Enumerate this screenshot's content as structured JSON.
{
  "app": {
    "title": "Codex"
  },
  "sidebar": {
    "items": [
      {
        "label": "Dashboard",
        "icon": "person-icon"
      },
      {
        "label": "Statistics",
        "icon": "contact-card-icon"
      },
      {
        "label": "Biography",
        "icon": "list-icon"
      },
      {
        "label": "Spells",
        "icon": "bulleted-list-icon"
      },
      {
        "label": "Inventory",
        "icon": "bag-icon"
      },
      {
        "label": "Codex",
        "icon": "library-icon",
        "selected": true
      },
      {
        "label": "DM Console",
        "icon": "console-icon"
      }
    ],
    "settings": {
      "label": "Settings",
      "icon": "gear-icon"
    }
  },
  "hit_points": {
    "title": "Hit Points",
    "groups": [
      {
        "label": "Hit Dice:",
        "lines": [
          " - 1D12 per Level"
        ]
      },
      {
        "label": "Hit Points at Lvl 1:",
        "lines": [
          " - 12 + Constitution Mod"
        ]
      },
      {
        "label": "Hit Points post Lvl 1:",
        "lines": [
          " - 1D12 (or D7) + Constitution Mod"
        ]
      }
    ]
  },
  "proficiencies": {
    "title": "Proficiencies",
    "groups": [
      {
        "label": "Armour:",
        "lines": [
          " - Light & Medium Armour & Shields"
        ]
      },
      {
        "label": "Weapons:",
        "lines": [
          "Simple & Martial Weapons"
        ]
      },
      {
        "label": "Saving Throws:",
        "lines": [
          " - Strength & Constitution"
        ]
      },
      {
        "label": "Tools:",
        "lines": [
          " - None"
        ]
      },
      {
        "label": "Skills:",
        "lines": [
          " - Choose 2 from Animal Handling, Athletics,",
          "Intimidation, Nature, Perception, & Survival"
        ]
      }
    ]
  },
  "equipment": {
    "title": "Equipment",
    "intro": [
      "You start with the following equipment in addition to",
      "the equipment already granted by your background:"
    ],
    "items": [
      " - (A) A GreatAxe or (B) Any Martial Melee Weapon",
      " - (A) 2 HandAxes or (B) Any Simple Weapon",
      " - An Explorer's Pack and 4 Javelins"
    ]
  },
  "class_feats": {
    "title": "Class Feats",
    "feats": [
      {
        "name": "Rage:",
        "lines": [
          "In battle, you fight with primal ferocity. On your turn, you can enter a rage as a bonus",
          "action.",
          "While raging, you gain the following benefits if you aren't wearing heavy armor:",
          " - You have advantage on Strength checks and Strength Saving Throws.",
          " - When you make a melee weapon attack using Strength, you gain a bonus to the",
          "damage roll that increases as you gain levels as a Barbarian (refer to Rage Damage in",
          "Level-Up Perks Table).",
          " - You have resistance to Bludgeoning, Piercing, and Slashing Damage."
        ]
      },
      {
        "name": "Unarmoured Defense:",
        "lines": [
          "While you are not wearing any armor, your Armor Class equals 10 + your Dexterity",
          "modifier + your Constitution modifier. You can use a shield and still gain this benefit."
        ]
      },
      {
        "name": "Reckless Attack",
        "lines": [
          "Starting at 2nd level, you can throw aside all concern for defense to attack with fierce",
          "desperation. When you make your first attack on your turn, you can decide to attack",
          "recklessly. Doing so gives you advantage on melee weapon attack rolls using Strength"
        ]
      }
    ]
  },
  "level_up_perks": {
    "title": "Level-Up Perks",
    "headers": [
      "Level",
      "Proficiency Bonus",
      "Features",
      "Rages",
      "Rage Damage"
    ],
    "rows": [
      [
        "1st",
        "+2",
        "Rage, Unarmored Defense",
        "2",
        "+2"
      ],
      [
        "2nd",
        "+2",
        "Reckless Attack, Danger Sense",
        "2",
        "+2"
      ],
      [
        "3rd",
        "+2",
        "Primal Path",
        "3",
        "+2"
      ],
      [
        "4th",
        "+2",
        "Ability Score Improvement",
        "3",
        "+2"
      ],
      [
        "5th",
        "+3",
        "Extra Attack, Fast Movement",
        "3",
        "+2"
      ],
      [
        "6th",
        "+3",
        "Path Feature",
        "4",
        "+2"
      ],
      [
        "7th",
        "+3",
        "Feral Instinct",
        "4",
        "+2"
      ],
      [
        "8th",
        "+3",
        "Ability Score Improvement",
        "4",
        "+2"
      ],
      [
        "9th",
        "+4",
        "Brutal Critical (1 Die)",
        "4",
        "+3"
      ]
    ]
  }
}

━━━━━━━━━━━━━━━━━━━━

Wherever the word "have" occurs in a line of the listing, copy that line.

          " - You have advantage on Strength checks and Strength Saving Throws.",
          " - You have resistance to Bludgeoning, Piercing, and Slashing Damage."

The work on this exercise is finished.